> [EXERCISE DESCRIPTION]: Extract every line of the data below verbatim, without changing anything.

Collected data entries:
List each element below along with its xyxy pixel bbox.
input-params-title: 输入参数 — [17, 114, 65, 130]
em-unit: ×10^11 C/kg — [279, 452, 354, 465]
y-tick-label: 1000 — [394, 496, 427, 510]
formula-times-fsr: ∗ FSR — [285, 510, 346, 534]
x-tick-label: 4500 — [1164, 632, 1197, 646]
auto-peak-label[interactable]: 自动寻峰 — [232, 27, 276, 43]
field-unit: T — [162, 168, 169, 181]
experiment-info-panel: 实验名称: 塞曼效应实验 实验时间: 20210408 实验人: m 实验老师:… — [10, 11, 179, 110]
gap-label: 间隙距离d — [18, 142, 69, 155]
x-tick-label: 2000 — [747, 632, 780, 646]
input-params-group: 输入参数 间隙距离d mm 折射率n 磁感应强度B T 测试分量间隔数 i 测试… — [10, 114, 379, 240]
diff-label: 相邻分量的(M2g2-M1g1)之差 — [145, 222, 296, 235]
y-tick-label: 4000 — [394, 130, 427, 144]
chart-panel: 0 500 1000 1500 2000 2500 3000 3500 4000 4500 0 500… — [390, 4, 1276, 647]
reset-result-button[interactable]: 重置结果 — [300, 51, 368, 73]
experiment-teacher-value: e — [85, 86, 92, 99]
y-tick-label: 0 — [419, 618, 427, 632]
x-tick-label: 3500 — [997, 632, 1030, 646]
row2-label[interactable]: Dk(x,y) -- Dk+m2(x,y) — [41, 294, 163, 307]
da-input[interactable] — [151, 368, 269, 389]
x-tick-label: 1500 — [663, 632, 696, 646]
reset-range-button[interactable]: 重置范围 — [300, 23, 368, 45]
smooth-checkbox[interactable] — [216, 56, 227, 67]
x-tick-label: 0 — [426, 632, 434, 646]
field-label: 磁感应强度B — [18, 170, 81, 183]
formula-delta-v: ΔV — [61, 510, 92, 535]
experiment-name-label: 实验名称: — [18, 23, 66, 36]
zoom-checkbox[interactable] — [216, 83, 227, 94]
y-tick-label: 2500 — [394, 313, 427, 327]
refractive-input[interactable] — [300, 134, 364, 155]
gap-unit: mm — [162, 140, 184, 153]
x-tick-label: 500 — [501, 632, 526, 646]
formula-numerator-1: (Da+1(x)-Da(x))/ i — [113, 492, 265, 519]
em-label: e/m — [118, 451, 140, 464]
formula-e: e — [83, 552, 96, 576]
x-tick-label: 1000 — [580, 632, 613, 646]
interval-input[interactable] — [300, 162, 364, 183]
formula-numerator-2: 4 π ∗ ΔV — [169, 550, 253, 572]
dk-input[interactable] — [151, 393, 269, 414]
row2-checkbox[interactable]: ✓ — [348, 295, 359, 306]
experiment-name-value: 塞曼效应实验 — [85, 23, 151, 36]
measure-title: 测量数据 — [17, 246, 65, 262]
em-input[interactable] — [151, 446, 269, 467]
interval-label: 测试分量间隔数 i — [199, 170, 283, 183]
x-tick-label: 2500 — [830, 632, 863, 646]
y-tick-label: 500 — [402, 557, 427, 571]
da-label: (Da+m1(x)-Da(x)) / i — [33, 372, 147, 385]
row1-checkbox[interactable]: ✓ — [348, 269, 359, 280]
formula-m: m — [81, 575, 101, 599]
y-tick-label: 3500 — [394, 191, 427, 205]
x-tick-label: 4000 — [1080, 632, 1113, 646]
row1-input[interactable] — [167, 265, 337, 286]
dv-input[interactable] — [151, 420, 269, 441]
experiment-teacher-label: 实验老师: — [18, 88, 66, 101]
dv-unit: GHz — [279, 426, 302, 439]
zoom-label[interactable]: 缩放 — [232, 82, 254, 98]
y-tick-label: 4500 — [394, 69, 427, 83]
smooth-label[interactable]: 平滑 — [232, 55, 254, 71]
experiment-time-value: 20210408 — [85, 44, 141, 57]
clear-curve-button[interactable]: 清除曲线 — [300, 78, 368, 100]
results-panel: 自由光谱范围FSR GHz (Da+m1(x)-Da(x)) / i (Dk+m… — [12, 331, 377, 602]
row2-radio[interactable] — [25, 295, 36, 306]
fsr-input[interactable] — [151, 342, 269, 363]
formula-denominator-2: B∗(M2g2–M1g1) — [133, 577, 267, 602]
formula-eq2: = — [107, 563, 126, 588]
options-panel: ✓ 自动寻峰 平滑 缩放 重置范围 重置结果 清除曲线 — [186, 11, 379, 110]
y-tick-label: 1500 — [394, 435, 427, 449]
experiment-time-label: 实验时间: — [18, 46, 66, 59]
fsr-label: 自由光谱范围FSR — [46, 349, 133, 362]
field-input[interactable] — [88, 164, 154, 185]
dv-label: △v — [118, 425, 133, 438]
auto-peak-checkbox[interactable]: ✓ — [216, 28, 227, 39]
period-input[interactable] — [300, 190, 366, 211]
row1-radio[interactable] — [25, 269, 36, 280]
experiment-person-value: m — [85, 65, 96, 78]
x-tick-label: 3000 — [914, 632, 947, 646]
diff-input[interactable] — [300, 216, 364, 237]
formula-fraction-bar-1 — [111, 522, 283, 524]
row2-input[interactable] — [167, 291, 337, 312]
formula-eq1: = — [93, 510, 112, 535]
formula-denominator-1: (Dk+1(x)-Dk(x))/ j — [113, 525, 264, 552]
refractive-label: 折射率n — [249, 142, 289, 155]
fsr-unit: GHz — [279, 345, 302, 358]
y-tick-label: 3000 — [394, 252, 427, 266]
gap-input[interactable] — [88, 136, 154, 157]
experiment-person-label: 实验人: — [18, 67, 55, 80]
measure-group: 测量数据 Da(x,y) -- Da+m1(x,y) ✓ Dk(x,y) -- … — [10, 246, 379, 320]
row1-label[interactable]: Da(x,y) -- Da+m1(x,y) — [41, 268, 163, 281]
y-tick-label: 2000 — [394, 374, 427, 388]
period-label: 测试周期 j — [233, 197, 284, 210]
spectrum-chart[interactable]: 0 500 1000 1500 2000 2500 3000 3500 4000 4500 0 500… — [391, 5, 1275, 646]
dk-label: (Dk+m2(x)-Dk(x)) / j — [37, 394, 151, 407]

> [TASK OUTPUT]:
List each element below along with its xyxy pixel bbox.
input-params-title: 输入参数 — [17, 114, 65, 130]
em-unit: ×10^11 C/kg — [279, 452, 354, 465]
y-tick-label: 1000 — [394, 496, 427, 510]
formula-times-fsr: ∗ FSR — [285, 510, 346, 534]
x-tick-label: 4500 — [1164, 632, 1197, 646]
auto-peak-label[interactable]: 自动寻峰 — [232, 27, 276, 43]
field-unit: T — [162, 168, 169, 181]
experiment-info-panel: 实验名称: 塞曼效应实验 实验时间: 20210408 实验人: m 实验老师:… — [10, 11, 179, 110]
gap-label: 间隙距离d — [18, 142, 69, 155]
x-tick-label: 2000 — [747, 632, 780, 646]
input-params-group: 输入参数 间隙距离d mm 折射率n 磁感应强度B T 测试分量间隔数 i 测试… — [10, 114, 379, 240]
diff-label: 相邻分量的(M2g2-M1g1)之差 — [145, 222, 296, 235]
y-tick-label: 4000 — [394, 130, 427, 144]
chart-panel: 0 500 1000 1500 2000 2500 3000 3500 4000 4500 0 500… — [390, 4, 1276, 647]
reset-result-button[interactable]: 重置结果 — [300, 51, 368, 73]
experiment-teacher-value: e — [85, 86, 92, 99]
y-tick-label: 0 — [419, 618, 427, 632]
x-tick-label: 3500 — [997, 632, 1030, 646]
row2-label[interactable]: Dk(x,y) -- Dk+m2(x,y) — [41, 294, 163, 307]
da-input[interactable] — [151, 368, 269, 389]
x-tick-label: 1500 — [663, 632, 696, 646]
reset-range-button[interactable]: 重置范围 — [300, 23, 368, 45]
smooth-checkbox[interactable] — [216, 56, 227, 67]
x-tick-label: 0 — [426, 632, 434, 646]
field-label: 磁感应强度B — [18, 170, 81, 183]
formula-delta-v: ΔV — [61, 510, 92, 535]
experiment-name-label: 实验名称: — [18, 23, 66, 36]
zoom-checkbox[interactable] — [216, 83, 227, 94]
y-tick-label: 2500 — [394, 313, 427, 327]
refractive-input[interactable] — [300, 134, 364, 155]
gap-unit: mm — [162, 140, 184, 153]
x-tick-label: 500 — [501, 632, 526, 646]
formula-numerator-1: (Da+1(x)-Da(x))/ i — [113, 492, 265, 519]
em-label: e/m — [118, 451, 140, 464]
formula-e: e — [83, 552, 96, 576]
x-tick-label: 1000 — [580, 632, 613, 646]
interval-input[interactable] — [300, 162, 364, 183]
formula-numerator-2: 4 π ∗ ΔV — [169, 550, 253, 572]
dk-input[interactable] — [151, 393, 269, 414]
row2-checkbox[interactable]: ✓ — [348, 295, 359, 306]
experiment-name-value: 塞曼效应实验 — [85, 23, 151, 36]
measure-title: 测量数据 — [17, 246, 65, 262]
em-input[interactable] — [151, 446, 269, 467]
interval-label: 测试分量间隔数 i — [199, 170, 283, 183]
x-tick-label: 2500 — [830, 632, 863, 646]
y-tick-label: 500 — [402, 557, 427, 571]
da-label: (Da+m1(x)-Da(x)) / i — [33, 372, 147, 385]
row1-checkbox[interactable]: ✓ — [348, 269, 359, 280]
formula-m: m — [81, 575, 101, 599]
y-tick-label: 3500 — [394, 191, 427, 205]
x-tick-label: 4000 — [1080, 632, 1113, 646]
row1-input[interactable] — [167, 265, 337, 286]
dv-input[interactable] — [151, 420, 269, 441]
experiment-teacher-label: 实验老师: — [18, 88, 66, 101]
dv-unit: GHz — [279, 426, 302, 439]
zoom-label[interactable]: 缩放 — [232, 82, 254, 98]
y-tick-label: 4500 — [394, 69, 427, 83]
smooth-label[interactable]: 平滑 — [232, 55, 254, 71]
experiment-time-value: 20210408 — [85, 44, 141, 57]
clear-curve-button[interactable]: 清除曲线 — [300, 78, 368, 100]
results-panel: 自由光谱范围FSR GHz (Da+m1(x)-Da(x)) / i (Dk+m… — [12, 331, 377, 602]
row2-radio[interactable] — [25, 295, 36, 306]
fsr-input[interactable] — [151, 342, 269, 363]
formula-denominator-2: B∗(M2g2–M1g1) — [133, 577, 267, 602]
formula-eq2: = — [107, 563, 126, 588]
options-panel: ✓ 自动寻峰 平滑 缩放 重置范围 重置结果 清除曲线 — [186, 11, 379, 110]
y-tick-label: 1500 — [394, 435, 427, 449]
experiment-time-label: 实验时间: — [18, 46, 66, 59]
fsr-label: 自由光谱范围FSR — [46, 349, 133, 362]
field-input[interactable] — [88, 164, 154, 185]
dv-label: △v — [118, 425, 133, 438]
auto-peak-checkbox[interactable]: ✓ — [216, 28, 227, 39]
period-input[interactable] — [300, 190, 366, 211]
row1-radio[interactable] — [25, 269, 36, 280]
experiment-person-value: m — [85, 65, 96, 78]
x-tick-label: 3000 — [914, 632, 947, 646]
diff-input[interactable] — [300, 216, 364, 237]
formula-fraction-bar-1 — [111, 522, 283, 524]
row2-input[interactable] — [167, 291, 337, 312]
formula-eq1: = — [93, 510, 112, 535]
formula-denominator-1: (Dk+1(x)-Dk(x))/ j — [113, 525, 264, 552]
refractive-label: 折射率n — [249, 142, 289, 155]
fsr-unit: GHz — [279, 345, 302, 358]
y-tick-label: 3000 — [394, 252, 427, 266]
gap-input[interactable] — [88, 136, 154, 157]
experiment-person-label: 实验人: — [18, 67, 55, 80]
measure-group: 测量数据 Da(x,y) -- Da+m1(x,y) ✓ Dk(x,y) -- … — [10, 246, 379, 320]
row1-label[interactable]: Da(x,y) -- Da+m1(x,y) — [41, 268, 163, 281]
y-tick-label: 2000 — [394, 374, 427, 388]
period-label: 测试周期 j — [233, 197, 284, 210]
spectrum-chart[interactable]: 0 500 1000 1500 2000 2500 3000 3500 4000 4500 0 500… — [391, 5, 1275, 646]
dk-label: (Dk+m2(x)-Dk(x)) / j — [37, 394, 151, 407]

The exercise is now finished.